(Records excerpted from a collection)
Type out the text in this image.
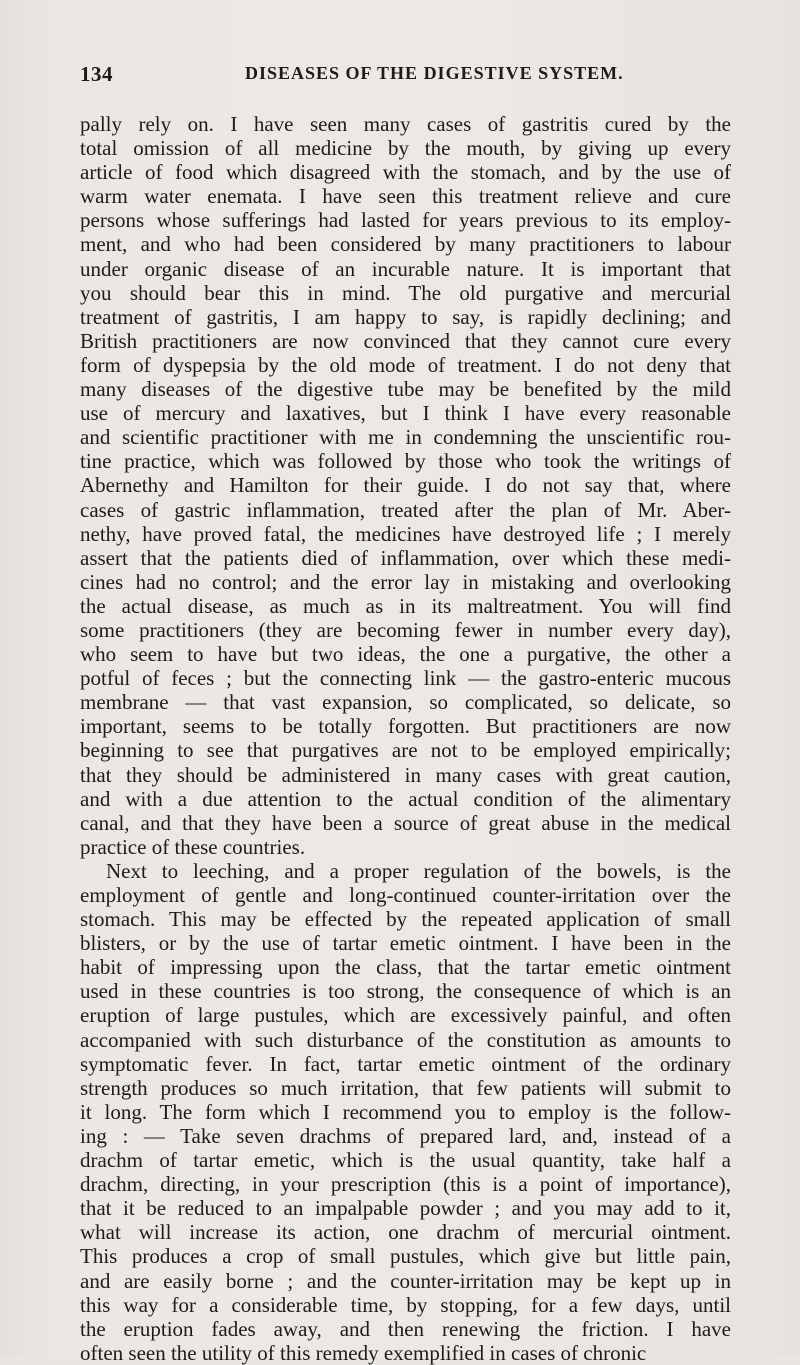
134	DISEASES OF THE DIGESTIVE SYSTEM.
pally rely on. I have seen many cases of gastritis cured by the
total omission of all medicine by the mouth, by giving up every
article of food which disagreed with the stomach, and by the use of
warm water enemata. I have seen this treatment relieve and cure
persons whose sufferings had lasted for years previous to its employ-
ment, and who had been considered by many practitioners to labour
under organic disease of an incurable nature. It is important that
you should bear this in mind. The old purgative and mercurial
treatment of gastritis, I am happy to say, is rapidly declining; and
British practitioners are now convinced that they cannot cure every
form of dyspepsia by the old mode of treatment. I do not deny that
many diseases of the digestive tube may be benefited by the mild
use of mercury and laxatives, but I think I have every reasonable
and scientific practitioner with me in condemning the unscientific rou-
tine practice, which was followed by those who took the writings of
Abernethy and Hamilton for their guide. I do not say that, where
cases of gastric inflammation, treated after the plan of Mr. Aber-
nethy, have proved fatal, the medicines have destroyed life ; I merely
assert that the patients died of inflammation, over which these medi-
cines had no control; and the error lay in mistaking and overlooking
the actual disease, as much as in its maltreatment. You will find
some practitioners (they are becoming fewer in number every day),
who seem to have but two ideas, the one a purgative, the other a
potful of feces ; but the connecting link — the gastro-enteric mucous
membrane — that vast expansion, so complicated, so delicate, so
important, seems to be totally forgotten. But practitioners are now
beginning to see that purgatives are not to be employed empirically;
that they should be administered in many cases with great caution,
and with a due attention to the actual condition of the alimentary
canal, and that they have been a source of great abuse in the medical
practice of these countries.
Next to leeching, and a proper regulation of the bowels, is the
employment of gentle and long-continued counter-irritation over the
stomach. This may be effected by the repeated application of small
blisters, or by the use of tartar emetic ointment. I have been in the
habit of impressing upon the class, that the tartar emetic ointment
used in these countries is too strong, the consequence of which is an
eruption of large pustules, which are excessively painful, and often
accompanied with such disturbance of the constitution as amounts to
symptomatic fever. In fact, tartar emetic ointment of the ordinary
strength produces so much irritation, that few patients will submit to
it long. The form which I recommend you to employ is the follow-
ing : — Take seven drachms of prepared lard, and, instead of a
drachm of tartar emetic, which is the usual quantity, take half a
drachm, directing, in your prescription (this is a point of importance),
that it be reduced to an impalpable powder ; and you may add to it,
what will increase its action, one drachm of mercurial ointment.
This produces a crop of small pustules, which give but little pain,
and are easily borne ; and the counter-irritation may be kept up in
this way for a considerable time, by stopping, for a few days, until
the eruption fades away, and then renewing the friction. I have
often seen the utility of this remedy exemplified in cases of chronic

Exercise: Omit every image. Quote each record exactly.

Reply:
Type out the text in this image.
134	DISEASES OF THE DIGESTIVE SYSTEM.
pally rely on. I have seen many cases of gastritis cured by the
total omission of all medicine by the mouth, by giving up every
article of food which disagreed with the stomach, and by the use of
warm water enemata. I have seen this treatment relieve and cure
persons whose sufferings had lasted for years previous to its employ-
ment, and who had been considered by many practitioners to labour
under organic disease of an incurable nature. It is important that
you should bear this in mind. The old purgative and mercurial
treatment of gastritis, I am happy to say, is rapidly declining; and
British practitioners are now convinced that they cannot cure every
form of dyspepsia by the old mode of treatment. I do not deny that
many diseases of the digestive tube may be benefited by the mild
use of mercury and laxatives, but I think I have every reasonable
and scientific practitioner with me in condemning the unscientific rou-
tine practice, which was followed by those who took the writings of
Abernethy and Hamilton for their guide. I do not say that, where
cases of gastric inflammation, treated after the plan of Mr. Aber-
nethy, have proved fatal, the medicines have destroyed life ; I merely
assert that the patients died of inflammation, over which these medi-
cines had no control; and the error lay in mistaking and overlooking
the actual disease, as much as in its maltreatment. You will find
some practitioners (they are becoming fewer in number every day),
who seem to have but two ideas, the one a purgative, the other a
potful of feces ; but the connecting link — the gastro-enteric mucous
membrane — that vast expansion, so complicated, so delicate, so
important, seems to be totally forgotten. But practitioners are now
beginning to see that purgatives are not to be employed empirically;
that they should be administered in many cases with great caution,
and with a due attention to the actual condition of the alimentary
canal, and that they have been a source of great abuse in the medical
practice of these countries.
Next to leeching, and a proper regulation of the bowels, is the
employment of gentle and long-continued counter-irritation over the
stomach. This may be effected by the repeated application of small
blisters, or by the use of tartar emetic ointment. I have been in the
habit of impressing upon the class, that the tartar emetic ointment
used in these countries is too strong, the consequence of which is an
eruption of large pustules, which are excessively painful, and often
accompanied with such disturbance of the constitution as amounts to
symptomatic fever. In fact, tartar emetic ointment of the ordinary
strength produces so much irritation, that few patients will submit to
it long. The form which I recommend you to employ is the follow-
ing : — Take seven drachms of prepared lard, and, instead of a
drachm of tartar emetic, which is the usual quantity, take half a
drachm, directing, in your prescription (this is a point of importance),
that it be reduced to an impalpable powder ; and you may add to it,
what will increase its action, one drachm of mercurial ointment.
This produces a crop of small pustules, which give but little pain,
and are easily borne ; and the counter-irritation may be kept up in
this way for a considerable time, by stopping, for a few days, until
the eruption fades away, and then renewing the friction. I have
often seen the utility of this remedy exemplified in cases of chronic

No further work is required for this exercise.